◆ Work to do
In the material below, identify each line bearing the word "content". Reproduce those lines.

* Begin Records shown *

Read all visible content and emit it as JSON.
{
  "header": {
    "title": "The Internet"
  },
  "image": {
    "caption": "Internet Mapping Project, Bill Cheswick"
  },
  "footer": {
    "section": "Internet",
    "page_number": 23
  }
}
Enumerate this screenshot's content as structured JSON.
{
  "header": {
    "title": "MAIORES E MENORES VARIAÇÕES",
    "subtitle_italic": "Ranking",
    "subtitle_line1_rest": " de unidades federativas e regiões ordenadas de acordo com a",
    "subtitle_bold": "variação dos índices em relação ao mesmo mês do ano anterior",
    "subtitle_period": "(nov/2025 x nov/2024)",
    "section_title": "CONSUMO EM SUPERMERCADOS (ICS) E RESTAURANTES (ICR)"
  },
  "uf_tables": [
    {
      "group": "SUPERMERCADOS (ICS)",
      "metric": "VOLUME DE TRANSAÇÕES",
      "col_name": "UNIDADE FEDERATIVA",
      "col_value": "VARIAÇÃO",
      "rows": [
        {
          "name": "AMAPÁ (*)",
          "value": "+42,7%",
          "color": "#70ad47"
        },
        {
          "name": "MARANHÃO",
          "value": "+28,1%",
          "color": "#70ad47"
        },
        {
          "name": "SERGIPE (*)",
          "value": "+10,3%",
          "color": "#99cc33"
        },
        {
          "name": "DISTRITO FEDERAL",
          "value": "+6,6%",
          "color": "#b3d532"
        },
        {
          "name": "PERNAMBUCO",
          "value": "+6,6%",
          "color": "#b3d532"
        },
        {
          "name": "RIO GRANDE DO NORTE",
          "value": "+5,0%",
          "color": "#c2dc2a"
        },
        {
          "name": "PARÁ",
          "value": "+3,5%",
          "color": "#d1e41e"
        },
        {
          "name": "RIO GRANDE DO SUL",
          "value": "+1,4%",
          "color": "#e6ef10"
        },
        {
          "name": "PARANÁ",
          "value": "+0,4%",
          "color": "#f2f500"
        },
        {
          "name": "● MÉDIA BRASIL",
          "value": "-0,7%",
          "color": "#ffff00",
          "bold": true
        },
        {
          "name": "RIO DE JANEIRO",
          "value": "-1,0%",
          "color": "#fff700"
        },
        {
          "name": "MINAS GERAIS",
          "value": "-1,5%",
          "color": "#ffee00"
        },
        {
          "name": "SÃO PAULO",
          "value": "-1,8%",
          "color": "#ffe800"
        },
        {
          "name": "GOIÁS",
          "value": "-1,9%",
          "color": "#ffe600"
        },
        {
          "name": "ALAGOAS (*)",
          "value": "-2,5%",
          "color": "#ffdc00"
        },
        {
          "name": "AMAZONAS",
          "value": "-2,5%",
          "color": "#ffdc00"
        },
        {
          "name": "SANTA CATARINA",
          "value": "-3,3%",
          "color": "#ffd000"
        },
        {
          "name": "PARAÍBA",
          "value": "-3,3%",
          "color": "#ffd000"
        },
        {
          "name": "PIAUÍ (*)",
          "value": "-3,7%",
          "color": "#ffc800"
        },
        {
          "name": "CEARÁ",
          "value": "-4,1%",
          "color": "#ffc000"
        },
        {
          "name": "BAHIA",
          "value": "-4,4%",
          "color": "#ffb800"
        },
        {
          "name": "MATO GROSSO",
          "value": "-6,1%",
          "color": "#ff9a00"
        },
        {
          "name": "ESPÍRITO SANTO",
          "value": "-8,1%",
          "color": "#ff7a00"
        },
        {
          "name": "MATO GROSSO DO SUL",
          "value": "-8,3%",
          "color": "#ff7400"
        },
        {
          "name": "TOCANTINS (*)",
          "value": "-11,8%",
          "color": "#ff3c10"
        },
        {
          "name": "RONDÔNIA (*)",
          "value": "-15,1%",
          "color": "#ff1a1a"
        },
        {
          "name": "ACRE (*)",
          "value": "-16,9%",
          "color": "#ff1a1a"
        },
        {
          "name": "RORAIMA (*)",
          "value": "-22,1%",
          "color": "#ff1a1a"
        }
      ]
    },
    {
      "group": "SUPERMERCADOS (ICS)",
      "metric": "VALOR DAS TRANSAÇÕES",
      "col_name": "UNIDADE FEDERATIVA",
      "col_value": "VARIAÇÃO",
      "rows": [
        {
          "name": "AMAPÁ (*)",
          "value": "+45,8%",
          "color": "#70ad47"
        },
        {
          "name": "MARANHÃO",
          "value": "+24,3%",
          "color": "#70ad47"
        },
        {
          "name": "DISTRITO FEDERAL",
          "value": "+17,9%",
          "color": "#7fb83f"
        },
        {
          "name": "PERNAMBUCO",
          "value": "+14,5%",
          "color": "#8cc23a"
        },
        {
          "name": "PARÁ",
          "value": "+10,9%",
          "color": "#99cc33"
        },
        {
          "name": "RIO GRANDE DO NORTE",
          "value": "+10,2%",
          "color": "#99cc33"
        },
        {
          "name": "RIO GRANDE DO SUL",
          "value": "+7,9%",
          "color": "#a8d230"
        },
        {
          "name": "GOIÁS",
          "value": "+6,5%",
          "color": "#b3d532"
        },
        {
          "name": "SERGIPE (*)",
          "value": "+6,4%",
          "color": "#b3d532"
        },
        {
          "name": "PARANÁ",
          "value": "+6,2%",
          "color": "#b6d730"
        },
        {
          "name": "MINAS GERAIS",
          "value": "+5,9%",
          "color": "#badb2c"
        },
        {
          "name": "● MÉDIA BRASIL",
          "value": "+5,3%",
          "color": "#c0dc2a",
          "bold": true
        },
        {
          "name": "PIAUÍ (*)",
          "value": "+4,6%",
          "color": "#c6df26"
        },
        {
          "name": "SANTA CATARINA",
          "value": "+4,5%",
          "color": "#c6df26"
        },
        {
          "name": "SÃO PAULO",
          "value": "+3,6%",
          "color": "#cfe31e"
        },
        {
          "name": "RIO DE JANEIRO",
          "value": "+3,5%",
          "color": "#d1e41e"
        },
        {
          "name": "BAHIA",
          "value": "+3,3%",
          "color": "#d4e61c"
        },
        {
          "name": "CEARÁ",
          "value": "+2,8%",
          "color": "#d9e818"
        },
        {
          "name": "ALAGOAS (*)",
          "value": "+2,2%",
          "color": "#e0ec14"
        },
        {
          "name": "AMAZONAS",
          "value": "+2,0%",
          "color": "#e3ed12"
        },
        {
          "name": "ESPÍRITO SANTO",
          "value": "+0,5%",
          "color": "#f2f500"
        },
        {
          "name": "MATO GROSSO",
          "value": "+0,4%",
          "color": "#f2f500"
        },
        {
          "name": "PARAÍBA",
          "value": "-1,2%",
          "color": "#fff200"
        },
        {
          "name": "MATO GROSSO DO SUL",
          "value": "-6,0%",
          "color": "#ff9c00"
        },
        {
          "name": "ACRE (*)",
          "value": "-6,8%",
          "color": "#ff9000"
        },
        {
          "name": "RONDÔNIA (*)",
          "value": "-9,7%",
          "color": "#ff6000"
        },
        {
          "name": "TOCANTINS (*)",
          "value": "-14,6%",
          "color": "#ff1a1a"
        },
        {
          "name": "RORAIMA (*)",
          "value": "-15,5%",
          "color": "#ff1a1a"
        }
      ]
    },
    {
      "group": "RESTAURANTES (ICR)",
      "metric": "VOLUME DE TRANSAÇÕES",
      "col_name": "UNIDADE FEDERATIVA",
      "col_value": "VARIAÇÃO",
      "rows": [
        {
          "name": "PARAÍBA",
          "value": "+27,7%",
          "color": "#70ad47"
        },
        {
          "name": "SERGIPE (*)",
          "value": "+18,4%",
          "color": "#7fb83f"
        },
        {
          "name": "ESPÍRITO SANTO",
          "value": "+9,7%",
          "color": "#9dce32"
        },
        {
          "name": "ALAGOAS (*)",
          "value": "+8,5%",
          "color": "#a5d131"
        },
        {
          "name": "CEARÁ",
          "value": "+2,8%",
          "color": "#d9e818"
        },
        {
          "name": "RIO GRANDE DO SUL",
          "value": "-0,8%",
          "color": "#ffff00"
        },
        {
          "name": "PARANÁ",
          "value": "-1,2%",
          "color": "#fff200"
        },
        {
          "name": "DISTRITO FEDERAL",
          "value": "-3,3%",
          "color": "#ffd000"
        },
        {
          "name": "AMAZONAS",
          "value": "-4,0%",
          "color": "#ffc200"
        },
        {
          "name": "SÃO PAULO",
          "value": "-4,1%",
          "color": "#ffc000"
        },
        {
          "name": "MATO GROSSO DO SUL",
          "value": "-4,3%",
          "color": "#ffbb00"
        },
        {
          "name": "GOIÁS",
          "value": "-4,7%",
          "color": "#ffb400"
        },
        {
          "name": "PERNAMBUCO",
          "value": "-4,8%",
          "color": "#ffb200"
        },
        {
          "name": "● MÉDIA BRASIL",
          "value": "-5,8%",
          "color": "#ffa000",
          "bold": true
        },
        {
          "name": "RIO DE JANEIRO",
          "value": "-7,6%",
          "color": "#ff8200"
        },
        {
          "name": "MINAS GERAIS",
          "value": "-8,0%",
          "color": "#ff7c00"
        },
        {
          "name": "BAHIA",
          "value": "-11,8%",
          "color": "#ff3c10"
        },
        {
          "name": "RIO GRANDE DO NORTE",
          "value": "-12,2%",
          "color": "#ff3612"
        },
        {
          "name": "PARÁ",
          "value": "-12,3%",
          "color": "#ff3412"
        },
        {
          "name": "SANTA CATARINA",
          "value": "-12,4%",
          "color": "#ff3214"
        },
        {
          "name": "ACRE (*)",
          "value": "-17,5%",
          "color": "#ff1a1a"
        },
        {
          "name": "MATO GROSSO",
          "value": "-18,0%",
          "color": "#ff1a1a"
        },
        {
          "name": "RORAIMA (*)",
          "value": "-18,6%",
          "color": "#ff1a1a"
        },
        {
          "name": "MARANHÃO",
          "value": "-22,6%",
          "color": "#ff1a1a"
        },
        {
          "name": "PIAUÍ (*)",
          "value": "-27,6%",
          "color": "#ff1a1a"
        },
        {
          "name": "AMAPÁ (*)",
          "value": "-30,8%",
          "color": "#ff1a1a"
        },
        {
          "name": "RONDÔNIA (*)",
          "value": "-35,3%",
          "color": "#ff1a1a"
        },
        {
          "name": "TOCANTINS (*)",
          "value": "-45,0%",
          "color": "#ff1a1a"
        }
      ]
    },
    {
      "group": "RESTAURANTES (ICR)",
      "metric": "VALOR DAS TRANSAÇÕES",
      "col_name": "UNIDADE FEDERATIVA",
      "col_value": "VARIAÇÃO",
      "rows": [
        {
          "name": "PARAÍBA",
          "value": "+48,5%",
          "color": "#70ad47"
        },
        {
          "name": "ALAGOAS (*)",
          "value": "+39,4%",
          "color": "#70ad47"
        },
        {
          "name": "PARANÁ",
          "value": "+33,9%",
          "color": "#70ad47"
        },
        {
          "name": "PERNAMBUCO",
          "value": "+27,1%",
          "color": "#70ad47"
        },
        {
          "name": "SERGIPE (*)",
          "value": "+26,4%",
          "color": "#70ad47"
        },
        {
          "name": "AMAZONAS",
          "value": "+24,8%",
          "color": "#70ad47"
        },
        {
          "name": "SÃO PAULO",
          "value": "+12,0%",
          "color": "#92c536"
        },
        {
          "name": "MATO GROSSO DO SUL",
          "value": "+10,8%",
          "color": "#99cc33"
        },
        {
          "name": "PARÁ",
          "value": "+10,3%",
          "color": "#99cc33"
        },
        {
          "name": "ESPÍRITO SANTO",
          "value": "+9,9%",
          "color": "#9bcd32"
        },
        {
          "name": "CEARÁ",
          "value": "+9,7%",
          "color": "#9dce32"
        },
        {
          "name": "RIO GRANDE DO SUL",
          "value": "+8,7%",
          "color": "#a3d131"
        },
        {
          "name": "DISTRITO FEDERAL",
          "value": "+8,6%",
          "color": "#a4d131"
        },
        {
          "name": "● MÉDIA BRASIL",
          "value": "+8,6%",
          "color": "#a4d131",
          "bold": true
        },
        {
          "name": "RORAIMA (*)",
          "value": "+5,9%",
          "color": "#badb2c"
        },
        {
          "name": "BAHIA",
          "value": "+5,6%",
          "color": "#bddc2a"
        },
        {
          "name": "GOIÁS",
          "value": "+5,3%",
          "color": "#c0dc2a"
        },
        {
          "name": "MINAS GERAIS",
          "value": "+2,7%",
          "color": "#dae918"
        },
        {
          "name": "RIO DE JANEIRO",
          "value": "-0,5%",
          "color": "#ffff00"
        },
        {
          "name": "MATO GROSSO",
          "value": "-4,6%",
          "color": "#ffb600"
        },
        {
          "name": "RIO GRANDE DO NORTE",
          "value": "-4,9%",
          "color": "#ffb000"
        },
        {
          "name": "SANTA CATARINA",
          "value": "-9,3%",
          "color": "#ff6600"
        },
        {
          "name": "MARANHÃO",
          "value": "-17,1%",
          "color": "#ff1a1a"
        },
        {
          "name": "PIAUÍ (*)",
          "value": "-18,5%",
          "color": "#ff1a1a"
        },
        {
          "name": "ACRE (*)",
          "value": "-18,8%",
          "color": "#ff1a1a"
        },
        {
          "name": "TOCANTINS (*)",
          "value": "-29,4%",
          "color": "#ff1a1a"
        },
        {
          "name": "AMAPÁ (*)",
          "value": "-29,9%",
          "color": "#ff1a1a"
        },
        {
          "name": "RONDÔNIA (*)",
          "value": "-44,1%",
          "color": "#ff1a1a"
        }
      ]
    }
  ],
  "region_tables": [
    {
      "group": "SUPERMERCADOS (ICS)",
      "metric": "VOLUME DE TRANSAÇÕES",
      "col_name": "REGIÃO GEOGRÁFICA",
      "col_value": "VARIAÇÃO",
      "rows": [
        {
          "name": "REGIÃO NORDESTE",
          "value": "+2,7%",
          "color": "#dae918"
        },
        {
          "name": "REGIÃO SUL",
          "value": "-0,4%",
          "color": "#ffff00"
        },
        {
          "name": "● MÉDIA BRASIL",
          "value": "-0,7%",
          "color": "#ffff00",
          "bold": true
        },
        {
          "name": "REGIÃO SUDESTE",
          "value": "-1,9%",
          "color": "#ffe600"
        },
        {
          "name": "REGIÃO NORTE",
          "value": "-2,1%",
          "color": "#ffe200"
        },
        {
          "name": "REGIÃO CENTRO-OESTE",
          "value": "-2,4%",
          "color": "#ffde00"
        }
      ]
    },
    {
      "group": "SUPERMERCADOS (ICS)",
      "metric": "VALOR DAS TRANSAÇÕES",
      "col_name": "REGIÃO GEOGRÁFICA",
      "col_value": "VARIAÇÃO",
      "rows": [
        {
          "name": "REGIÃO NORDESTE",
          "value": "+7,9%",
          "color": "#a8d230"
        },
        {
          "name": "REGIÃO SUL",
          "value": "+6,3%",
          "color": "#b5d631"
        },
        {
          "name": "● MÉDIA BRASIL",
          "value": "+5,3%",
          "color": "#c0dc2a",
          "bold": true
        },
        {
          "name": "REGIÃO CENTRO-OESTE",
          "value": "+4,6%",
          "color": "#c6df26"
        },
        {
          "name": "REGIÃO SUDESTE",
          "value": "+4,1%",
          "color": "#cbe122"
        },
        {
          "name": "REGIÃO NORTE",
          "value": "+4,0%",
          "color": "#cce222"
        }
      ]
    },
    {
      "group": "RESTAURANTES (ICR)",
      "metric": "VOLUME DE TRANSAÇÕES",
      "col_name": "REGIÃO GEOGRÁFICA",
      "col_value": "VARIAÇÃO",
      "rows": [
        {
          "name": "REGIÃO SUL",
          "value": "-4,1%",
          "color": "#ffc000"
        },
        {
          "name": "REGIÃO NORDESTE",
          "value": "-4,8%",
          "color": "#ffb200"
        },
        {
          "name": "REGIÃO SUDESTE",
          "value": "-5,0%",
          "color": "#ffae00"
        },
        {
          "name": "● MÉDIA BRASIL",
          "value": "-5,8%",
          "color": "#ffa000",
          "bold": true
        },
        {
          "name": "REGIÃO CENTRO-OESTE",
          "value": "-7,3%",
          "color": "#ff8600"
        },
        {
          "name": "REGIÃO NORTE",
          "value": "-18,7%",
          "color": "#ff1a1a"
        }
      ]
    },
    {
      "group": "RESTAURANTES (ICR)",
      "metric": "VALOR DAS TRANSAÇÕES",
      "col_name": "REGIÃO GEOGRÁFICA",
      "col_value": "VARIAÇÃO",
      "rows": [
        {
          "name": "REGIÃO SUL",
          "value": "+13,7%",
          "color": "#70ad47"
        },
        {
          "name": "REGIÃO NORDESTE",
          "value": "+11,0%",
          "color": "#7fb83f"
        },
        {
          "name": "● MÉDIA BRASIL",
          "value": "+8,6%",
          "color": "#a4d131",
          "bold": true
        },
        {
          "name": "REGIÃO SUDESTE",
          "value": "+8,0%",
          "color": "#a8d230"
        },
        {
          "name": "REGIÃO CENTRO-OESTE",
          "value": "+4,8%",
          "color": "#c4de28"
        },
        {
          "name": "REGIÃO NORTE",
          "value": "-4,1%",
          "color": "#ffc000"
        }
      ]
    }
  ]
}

* End Records shown *

◆ Answer below
Read all visible content and emit it as JSON.
Enumerate this screenshot's content as structured JSON.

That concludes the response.